■ **WHAT YOU WILL DO**:
Wherever a line in the data below holds "Computer", copy that line.

* START *

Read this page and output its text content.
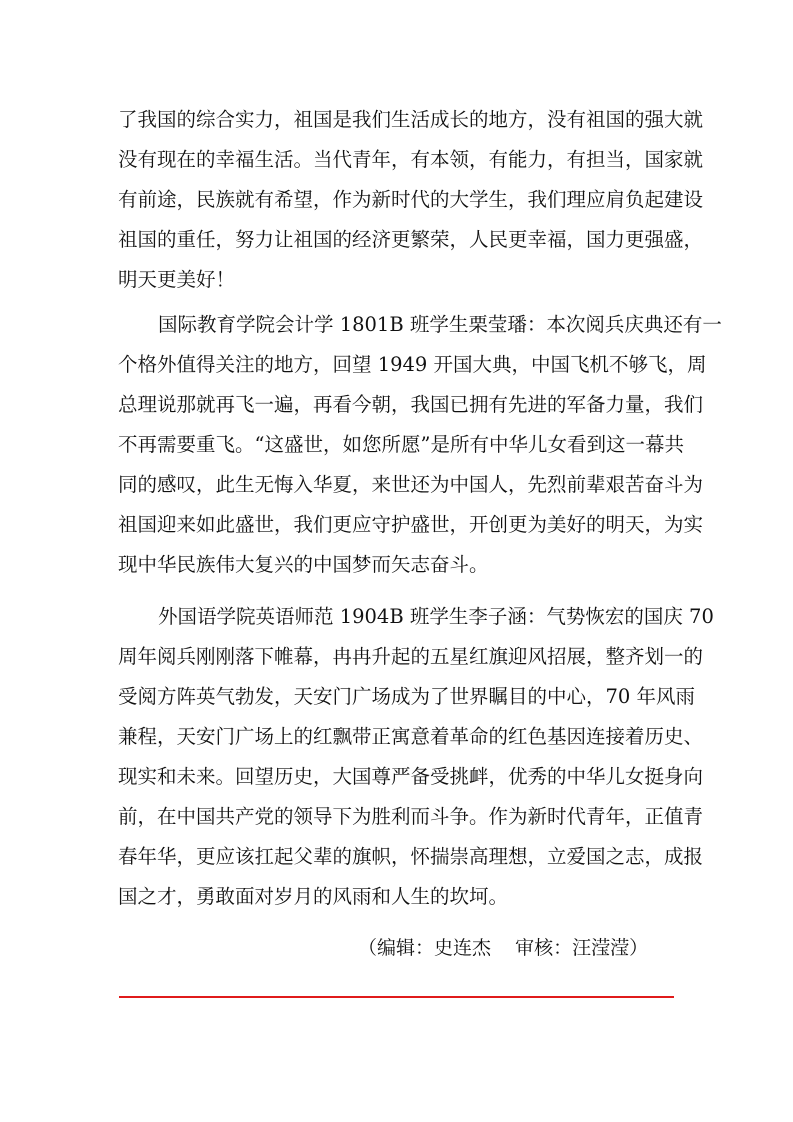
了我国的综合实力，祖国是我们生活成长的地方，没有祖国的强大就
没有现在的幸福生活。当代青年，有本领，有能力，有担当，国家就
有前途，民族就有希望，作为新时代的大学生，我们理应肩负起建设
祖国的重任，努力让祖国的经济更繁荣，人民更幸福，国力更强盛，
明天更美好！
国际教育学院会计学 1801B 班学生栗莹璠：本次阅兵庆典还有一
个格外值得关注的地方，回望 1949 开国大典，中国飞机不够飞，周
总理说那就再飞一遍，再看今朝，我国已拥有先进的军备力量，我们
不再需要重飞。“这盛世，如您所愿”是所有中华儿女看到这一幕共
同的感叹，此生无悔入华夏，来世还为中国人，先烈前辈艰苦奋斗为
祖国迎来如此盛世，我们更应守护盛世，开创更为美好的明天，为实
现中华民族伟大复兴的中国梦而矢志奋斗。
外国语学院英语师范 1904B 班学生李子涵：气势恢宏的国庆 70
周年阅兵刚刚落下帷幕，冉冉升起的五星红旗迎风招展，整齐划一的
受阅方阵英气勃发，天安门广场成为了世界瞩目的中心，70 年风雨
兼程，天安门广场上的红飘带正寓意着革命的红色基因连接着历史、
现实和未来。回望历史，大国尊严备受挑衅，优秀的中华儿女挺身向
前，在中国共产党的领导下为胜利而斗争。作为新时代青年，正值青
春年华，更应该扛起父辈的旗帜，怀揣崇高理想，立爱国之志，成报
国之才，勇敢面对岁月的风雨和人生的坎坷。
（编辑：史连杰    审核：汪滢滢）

* END *
* START *

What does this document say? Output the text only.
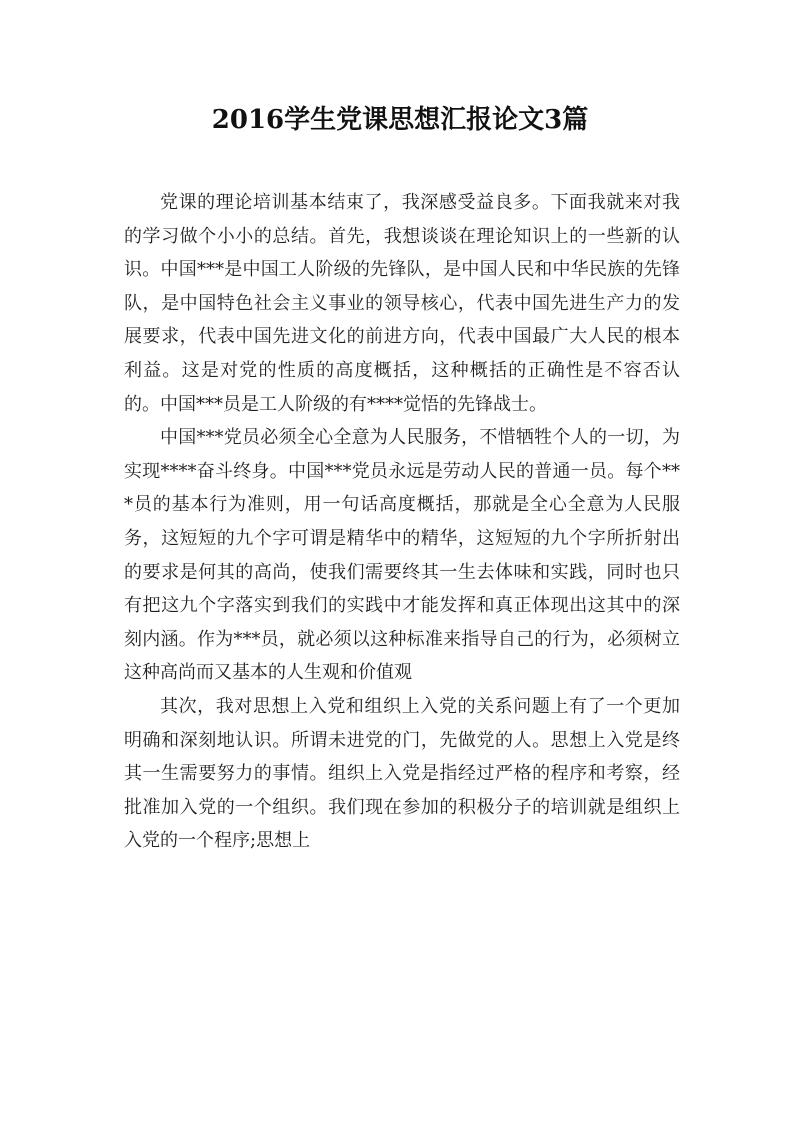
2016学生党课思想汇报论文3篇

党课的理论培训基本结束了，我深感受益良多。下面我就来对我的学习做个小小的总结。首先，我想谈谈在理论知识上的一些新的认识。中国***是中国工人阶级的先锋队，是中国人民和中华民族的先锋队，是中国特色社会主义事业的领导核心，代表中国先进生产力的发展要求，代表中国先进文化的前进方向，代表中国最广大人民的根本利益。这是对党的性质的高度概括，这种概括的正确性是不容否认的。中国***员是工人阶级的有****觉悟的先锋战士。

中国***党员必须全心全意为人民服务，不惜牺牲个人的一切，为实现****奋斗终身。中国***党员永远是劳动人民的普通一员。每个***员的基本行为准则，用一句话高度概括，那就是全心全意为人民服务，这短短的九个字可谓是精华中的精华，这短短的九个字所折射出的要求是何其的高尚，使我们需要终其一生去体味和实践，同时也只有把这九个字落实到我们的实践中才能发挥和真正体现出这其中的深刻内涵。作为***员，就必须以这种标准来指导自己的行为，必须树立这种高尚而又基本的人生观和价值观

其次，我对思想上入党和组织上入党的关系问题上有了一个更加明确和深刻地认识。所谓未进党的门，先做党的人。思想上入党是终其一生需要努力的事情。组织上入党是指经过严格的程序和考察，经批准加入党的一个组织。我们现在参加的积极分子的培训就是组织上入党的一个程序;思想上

* END *
* START *

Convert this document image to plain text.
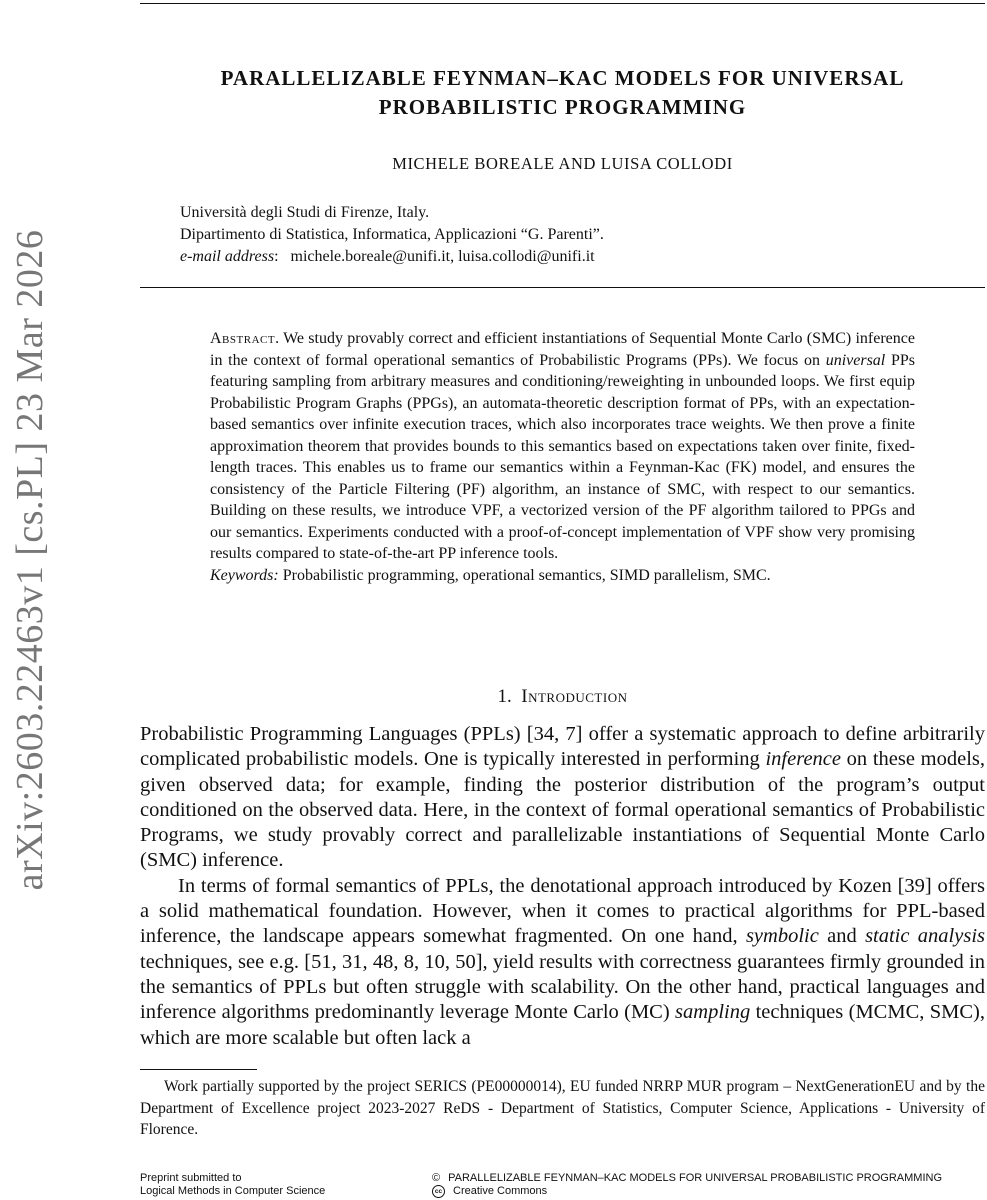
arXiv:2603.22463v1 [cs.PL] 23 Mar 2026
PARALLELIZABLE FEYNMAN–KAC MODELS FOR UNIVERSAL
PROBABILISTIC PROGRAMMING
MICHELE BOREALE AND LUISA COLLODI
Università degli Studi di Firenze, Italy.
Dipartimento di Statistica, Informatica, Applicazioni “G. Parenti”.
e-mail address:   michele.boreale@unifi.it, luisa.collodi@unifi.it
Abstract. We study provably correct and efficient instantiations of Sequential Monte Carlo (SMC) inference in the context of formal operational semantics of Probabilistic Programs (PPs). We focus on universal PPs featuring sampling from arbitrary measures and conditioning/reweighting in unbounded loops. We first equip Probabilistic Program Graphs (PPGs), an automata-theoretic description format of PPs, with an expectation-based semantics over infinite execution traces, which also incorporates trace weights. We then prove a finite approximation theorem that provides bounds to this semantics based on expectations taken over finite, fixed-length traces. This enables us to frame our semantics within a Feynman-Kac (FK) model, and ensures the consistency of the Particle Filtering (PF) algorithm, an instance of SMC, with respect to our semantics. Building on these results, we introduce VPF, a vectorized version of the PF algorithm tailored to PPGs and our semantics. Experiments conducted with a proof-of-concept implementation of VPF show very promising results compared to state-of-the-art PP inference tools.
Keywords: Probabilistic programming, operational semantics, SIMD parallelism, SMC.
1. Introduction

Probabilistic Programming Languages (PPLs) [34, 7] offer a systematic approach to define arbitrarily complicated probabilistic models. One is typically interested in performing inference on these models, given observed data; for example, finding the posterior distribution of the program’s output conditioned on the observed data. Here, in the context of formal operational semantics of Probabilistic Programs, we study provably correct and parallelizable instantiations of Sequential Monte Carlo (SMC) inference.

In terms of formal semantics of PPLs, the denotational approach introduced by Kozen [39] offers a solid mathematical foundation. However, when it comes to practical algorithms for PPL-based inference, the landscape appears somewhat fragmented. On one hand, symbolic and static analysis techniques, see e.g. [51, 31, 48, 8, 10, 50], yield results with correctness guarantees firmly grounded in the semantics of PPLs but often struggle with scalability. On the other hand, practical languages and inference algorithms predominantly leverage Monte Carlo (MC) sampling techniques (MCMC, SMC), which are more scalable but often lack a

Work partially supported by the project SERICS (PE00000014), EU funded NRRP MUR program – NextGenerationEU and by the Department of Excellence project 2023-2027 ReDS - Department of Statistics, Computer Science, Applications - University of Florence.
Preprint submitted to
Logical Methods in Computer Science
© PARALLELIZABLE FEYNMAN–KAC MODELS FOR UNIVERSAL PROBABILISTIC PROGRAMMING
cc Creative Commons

* END *

■ **SOLVED EXERCISE**:
Work partially supported by the project SERICS (PE00000014), EU funded NRRP MUR program – NextGenerationEU and by the Department of Excellence project 2023-2027 ReDS - Department of Statistics, Computer Science, Applications - University of Florence.
Logical Methods in Computer Science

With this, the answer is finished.